## Brief
Render every line of the entries below as a JSON list of strings, one string per line, omitting blank lines.

[Start]

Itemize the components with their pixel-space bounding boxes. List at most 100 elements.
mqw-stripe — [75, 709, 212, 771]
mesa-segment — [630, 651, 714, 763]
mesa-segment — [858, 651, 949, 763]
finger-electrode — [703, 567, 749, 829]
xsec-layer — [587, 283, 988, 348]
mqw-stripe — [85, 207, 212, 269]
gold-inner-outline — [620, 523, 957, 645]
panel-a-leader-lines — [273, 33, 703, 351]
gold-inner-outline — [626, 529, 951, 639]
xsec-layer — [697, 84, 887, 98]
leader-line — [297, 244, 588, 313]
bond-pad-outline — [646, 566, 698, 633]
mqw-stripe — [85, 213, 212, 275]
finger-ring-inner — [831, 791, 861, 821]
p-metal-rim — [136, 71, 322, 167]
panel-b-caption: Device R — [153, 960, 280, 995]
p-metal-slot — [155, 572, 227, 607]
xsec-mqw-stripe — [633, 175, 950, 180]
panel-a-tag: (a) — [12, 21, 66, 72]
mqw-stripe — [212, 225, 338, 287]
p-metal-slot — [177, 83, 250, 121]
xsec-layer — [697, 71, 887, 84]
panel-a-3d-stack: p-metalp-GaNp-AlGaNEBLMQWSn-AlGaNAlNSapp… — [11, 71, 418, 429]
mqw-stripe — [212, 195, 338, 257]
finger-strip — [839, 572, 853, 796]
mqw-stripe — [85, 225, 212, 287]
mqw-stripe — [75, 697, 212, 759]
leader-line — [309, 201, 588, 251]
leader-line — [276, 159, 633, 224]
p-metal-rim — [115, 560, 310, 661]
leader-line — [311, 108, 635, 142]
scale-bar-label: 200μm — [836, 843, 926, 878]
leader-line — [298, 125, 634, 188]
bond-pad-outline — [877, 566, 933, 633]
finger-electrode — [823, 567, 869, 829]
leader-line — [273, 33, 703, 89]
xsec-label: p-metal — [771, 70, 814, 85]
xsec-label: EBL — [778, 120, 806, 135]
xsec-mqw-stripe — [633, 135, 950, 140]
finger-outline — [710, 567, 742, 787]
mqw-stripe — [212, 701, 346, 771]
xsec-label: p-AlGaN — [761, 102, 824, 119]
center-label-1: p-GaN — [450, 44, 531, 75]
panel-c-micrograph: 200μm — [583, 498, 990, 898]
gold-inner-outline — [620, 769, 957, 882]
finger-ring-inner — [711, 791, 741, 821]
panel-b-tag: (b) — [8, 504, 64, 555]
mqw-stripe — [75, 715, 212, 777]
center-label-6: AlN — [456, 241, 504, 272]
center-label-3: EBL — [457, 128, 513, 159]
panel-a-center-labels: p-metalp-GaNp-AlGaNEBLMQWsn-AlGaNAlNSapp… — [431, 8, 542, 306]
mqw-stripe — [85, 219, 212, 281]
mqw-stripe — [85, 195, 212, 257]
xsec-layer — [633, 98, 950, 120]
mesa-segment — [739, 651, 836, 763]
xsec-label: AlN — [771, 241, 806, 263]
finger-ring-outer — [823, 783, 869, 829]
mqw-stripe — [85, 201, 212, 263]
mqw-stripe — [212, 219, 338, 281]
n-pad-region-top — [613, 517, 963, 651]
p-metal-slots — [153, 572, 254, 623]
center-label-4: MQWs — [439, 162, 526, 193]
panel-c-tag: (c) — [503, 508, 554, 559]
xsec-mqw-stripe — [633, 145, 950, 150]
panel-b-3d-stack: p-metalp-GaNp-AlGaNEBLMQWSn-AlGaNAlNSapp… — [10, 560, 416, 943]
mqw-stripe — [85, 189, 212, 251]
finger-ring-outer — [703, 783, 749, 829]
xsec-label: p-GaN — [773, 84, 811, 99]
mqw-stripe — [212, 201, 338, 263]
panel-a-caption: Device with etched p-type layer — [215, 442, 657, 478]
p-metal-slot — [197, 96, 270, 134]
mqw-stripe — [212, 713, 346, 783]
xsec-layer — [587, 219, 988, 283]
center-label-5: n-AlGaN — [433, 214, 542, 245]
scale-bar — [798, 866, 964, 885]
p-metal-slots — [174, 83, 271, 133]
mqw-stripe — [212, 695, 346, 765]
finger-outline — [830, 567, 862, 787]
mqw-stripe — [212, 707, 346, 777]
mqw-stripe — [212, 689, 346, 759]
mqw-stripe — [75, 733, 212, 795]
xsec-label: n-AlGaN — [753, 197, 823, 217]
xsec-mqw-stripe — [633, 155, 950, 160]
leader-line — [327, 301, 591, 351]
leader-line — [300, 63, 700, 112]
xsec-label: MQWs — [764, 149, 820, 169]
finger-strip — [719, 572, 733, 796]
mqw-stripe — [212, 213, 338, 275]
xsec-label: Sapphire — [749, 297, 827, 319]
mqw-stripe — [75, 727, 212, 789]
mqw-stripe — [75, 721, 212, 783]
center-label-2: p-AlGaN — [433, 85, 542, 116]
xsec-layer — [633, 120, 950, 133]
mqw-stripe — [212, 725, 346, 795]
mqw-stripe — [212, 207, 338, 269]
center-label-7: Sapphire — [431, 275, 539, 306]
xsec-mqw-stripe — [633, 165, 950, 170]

[End]

## Solved problem
[
  "Itemize the components with their pixel-space bounding boxes. List at most 100 elements.",
  "mqw-stripe — [75, 709, 212, 771]",
  "mesa-segment — [630, 651, 714, 763]",
  "mesa-segment — [858, 651, 949, 763]",
  "finger-electrode — [703, 567, 749, 829]",
  "xsec-layer — [587, 283, 988, 348]",
  "mqw-stripe — [85, 207, 212, 269]",
  "gold-inner-outline — [620, 523, 957, 645]",
  "panel-a-leader-lines — [273, 33, 703, 351]",
  "gold-inner-outline — [626, 529, 951, 639]",
  "xsec-layer — [697, 84, 887, 98]",
  "leader-line — [297, 244, 588, 313]",
  "bond-pad-outline — [646, 566, 698, 633]",
  "mqw-stripe — [85, 213, 212, 275]",
  "finger-ring-inner — [831, 791, 861, 821]",
  "p-metal-rim — [136, 71, 322, 167]",
  "panel-b-caption: Device R — [153, 960, 280, 995]",
  "p-metal-slot — [155, 572, 227, 607]",
  "xsec-mqw-stripe — [633, 175, 950, 180]",
  "panel-a-tag: (a) — [12, 21, 66, 72]",
  "mqw-stripe — [212, 225, 338, 287]",
  "p-metal-slot — [177, 83, 250, 121]",
  "xsec-layer — [697, 71, 887, 84]",
  "panel-a-3d-stack: p-metalp-GaNp-AlGaNEBLMQWSn-AlGaNAlNSapp… — [11, 71, 418, 429]",
  "mqw-stripe — [212, 195, 338, 257]",
  "finger-strip — [839, 572, 853, 796]",
  "mqw-stripe — [85, 225, 212, 287]",
  "mqw-stripe — [75, 697, 212, 759]",
  "leader-line — [309, 201, 588, 251]",
  "leader-line — [276, 159, 633, 224]",
  "p-metal-rim — [115, 560, 310, 661]",
  "leader-line — [311, 108, 635, 142]",
  "scale-bar-label: 200μm — [836, 843, 926, 878]",
  "leader-line — [298, 125, 634, 188]",
  "bond-pad-outline — [877, 566, 933, 633]",
  "finger-electrode — [823, 567, 869, 829]",
  "leader-line — [273, 33, 703, 89]",
  "xsec-label: p-metal — [771, 70, 814, 85]",
  "xsec-label: EBL — [778, 120, 806, 135]",
  "xsec-mqw-stripe — [633, 135, 950, 140]",
  "finger-outline — [710, 567, 742, 787]",
  "mqw-stripe — [212, 701, 346, 771]",
  "xsec-label: p-AlGaN — [761, 102, 824, 119]",
  "center-label-1: p-GaN — [450, 44, 531, 75]",
  "panel-c-micrograph: 200μm — [583, 498, 990, 898]",
  "gold-inner-outline — [620, 769, 957, 882]",
  "finger-ring-inner — [711, 791, 741, 821]",
  "panel-b-tag: (b) — [8, 504, 64, 555]",
  "mqw-stripe — [75, 715, 212, 777]",
  "center-label-6: AlN — [456, 241, 504, 272]",
  "center-label-3: EBL — [457, 128, 513, 159]",
  "panel-a-center-labels: p-metalp-GaNp-AlGaNEBLMQWsn-AlGaNAlNSapp… — [431, 8, 542, 306]",
  "mqw-stripe — [85, 219, 212, 281]",
  "mqw-stripe — [85, 195, 212, 257]",
  "xsec-layer — [633, 98, 950, 120]",
  "mesa-segment — [739, 651, 836, 763]",
  "xsec-label: AlN — [771, 241, 806, 263]",
  "finger-ring-outer — [823, 783, 869, 829]",
  "mqw-stripe — [85, 201, 212, 263]",
  "mqw-stripe — [212, 219, 338, 281]",
  "n-pad-region-top — [613, 517, 963, 651]",
  "p-metal-slots — [153, 572, 254, 623]",
  "center-label-4: MQWs — [439, 162, 526, 193]",
  "panel-c-tag: (c) — [503, 508, 554, 559]",
  "xsec-mqw-stripe — [633, 145, 950, 150]",
  "panel-b-3d-stack: p-metalp-GaNp-AlGaNEBLMQWSn-AlGaNAlNSapp… — [10, 560, 416, 943]",
  "mqw-stripe — [85, 189, 212, 251]",
  "finger-ring-outer — [703, 783, 749, 829]",
  "xsec-label: p-GaN — [773, 84, 811, 99]",
  "mqw-stripe — [212, 201, 338, 263]",
  "panel-a-caption: Device with etched p-type layer — [215, 442, 657, 478]",
  "p-metal-slot — [197, 96, 270, 134]",
  "mqw-stripe — [212, 713, 346, 783]",
  "xsec-layer — [587, 219, 988, 283]",
  "center-label-5: n-AlGaN — [433, 214, 542, 245]",
  "scale-bar — [798, 866, 964, 885]",
  "p-metal-slots — [174, 83, 271, 133]",
  "mqw-stripe — [212, 695, 346, 765]",
  "finger-outline — [830, 567, 862, 787]",
  "mqw-stripe — [212, 707, 346, 777]",
  "mqw-stripe — [212, 689, 346, 759]",
  "mqw-stripe — [75, 733, 212, 795]",
  "xsec-label: n-AlGaN — [753, 197, 823, 217]",
  "xsec-mqw-stripe — [633, 155, 950, 160]",
  "leader-line — [327, 301, 591, 351]",
  "leader-line — [300, 63, 700, 112]",
  "xsec-label: MQWs — [764, 149, 820, 169]",
  "finger-strip — [719, 572, 733, 796]",
  "mqw-stripe — [212, 213, 338, 275]",
  "xsec-label: Sapphire — [749, 297, 827, 319]",
  "mqw-stripe — [75, 727, 212, 789]",
  "mqw-stripe — [75, 721, 212, 783]",
  "center-label-2: p-AlGaN — [433, 85, 542, 116]",
  "xsec-layer — [633, 120, 950, 133]",
  "mqw-stripe — [212, 725, 346, 795]",
  "mqw-stripe — [212, 207, 338, 269]",
  "center-label-7: Sapphire — [431, 275, 539, 306]",
  "xsec-mqw-stripe — [633, 165, 950, 170]"
]